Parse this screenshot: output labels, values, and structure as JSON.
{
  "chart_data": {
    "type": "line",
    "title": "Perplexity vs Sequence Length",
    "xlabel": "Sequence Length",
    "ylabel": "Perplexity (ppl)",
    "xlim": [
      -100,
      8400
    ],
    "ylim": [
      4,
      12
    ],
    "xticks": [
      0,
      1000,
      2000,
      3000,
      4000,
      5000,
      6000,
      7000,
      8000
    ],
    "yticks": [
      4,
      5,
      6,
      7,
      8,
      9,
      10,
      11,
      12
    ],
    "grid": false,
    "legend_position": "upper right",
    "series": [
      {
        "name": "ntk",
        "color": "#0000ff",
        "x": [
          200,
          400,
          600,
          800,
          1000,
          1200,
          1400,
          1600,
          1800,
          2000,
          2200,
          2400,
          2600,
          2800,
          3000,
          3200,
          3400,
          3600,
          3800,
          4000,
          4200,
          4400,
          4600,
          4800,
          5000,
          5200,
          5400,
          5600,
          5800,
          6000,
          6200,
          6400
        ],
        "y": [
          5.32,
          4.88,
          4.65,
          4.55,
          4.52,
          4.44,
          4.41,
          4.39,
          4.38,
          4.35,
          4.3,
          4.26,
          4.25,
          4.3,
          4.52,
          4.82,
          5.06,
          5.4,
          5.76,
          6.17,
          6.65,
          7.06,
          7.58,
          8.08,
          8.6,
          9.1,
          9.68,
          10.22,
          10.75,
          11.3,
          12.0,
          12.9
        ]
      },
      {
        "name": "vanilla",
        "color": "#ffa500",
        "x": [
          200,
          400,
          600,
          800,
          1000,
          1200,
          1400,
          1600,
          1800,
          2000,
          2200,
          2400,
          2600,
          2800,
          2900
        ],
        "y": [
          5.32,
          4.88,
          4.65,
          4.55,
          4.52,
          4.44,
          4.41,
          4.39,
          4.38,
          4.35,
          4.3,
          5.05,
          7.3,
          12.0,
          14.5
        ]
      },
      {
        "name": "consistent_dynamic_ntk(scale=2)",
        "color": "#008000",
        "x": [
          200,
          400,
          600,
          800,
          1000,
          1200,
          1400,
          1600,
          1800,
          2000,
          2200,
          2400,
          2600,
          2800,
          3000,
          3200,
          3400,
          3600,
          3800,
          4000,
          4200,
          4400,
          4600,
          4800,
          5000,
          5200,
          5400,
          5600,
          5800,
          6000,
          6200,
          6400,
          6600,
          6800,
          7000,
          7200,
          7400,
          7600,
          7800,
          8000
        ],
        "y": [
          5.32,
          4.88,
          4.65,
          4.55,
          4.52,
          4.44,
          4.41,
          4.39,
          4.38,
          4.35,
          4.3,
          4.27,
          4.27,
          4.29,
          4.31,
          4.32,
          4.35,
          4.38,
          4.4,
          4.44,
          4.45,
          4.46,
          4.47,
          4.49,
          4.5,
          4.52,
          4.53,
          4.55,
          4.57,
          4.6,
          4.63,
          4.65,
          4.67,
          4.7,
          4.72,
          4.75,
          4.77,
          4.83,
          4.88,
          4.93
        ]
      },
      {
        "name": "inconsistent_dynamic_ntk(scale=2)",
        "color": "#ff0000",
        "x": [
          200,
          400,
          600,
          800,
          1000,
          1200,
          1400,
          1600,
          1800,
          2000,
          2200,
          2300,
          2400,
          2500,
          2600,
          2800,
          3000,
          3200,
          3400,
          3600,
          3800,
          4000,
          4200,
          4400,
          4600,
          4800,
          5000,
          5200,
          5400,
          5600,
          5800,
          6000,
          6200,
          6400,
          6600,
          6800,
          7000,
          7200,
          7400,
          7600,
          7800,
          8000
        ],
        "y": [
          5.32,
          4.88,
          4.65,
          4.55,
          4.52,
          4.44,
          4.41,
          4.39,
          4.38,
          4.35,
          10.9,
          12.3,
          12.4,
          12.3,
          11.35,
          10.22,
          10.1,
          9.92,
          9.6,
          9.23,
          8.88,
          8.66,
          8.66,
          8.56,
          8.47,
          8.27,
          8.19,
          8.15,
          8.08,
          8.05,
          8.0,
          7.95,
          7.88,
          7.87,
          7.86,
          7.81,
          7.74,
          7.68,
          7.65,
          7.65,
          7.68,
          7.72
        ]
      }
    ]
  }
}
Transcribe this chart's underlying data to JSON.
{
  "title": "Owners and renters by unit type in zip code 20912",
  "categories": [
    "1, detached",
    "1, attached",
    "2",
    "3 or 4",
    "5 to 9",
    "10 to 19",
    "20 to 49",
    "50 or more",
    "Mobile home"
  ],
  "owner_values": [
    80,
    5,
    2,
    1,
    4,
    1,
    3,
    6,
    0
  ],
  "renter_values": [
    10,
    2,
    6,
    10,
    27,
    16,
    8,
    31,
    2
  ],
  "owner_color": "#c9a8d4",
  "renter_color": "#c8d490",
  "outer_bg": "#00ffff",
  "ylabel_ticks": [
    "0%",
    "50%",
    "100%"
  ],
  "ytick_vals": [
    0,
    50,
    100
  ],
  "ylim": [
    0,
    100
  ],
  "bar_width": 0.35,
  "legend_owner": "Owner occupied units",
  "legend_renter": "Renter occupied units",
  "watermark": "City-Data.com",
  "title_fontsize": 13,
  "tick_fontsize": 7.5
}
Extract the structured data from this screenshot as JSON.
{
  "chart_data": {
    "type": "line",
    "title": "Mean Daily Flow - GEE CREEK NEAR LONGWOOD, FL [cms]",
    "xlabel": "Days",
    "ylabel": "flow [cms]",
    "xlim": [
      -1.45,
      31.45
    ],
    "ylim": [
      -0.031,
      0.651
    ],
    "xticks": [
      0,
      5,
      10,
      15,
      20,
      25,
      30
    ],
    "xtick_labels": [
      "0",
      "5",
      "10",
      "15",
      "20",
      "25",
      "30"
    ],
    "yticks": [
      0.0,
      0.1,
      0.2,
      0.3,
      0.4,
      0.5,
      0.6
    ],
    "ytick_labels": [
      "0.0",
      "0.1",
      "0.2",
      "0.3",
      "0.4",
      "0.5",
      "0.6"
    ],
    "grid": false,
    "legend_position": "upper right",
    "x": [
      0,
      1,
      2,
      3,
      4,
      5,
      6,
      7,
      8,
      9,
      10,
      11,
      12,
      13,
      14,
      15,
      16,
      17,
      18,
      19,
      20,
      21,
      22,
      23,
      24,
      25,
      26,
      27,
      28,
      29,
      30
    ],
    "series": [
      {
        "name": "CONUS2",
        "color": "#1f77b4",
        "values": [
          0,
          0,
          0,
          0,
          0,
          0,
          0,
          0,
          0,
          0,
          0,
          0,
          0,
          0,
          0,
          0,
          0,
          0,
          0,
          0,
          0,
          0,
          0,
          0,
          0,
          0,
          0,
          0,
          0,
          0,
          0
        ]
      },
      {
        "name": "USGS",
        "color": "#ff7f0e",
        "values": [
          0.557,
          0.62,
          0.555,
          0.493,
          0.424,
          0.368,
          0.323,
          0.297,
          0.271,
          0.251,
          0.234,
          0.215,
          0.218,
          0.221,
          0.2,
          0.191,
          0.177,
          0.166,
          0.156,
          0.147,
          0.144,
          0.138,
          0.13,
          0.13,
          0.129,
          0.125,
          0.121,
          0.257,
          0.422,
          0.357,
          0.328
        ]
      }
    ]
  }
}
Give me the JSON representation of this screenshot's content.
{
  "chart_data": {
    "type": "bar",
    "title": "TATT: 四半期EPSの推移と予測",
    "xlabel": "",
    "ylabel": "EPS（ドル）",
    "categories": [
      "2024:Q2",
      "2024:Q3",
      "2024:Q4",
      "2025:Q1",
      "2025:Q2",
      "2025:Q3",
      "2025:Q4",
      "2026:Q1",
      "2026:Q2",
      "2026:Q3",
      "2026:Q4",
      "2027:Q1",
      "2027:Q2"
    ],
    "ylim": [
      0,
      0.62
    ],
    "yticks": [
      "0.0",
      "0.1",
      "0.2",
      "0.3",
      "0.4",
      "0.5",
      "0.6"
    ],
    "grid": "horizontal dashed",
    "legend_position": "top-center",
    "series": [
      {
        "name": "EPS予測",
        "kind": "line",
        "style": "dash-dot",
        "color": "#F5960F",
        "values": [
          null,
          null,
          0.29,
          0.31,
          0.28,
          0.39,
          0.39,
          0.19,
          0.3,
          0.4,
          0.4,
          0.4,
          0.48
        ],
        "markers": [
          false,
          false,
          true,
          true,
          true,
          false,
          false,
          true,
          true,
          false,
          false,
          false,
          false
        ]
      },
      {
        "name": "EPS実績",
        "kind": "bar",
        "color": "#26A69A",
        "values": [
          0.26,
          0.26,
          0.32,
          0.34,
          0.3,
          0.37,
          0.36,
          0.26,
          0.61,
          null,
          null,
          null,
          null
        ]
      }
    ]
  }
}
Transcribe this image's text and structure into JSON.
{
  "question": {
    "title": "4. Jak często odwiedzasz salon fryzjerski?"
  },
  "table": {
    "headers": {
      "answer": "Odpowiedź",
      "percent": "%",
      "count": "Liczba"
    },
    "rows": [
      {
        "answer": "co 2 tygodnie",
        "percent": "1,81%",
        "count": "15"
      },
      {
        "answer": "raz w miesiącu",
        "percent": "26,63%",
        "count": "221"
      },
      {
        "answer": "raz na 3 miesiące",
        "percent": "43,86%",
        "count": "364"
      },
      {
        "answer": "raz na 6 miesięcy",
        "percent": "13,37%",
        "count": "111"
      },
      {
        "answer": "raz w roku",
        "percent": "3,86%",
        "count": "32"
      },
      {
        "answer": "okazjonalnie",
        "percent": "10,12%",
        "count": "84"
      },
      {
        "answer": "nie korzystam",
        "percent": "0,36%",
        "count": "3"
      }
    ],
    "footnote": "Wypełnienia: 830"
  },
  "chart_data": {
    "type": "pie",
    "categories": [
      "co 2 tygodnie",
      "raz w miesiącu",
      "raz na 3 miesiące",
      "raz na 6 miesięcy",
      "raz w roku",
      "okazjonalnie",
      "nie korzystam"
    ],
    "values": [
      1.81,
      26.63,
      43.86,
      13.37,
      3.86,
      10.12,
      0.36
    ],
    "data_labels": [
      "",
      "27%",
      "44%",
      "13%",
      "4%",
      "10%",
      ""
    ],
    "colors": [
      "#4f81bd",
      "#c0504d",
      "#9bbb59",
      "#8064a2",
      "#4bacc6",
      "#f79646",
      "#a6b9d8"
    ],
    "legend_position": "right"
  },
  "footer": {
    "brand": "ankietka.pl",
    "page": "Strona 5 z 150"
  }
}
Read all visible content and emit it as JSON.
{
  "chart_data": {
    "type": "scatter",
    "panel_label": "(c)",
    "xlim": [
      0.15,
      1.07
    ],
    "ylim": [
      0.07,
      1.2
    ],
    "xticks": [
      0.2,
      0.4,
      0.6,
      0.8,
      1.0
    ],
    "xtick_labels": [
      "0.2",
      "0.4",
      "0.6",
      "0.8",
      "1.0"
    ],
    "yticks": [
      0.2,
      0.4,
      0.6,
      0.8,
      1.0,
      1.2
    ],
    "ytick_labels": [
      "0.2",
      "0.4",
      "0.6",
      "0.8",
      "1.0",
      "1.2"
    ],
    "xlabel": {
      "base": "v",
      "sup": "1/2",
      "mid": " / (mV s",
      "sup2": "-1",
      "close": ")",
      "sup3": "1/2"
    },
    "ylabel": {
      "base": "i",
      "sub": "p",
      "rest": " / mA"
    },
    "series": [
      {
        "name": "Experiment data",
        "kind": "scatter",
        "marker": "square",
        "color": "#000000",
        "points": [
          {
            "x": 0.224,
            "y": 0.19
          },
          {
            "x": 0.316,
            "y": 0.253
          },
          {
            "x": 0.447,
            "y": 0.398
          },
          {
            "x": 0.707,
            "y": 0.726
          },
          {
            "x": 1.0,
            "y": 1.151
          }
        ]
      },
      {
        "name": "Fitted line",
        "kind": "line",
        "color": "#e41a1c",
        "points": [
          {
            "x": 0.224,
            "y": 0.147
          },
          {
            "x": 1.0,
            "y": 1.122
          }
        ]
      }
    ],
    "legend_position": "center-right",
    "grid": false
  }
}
------------------------------------------------------------
◆ WHAT YOU WILL DO
Search the listing for the word "grid". Copy every line in which it occurs.

◆ SOLVED PROBLEM
    "grid": false,
    "grid": false,
    "grid": "horizontal dashed",
    "grid": false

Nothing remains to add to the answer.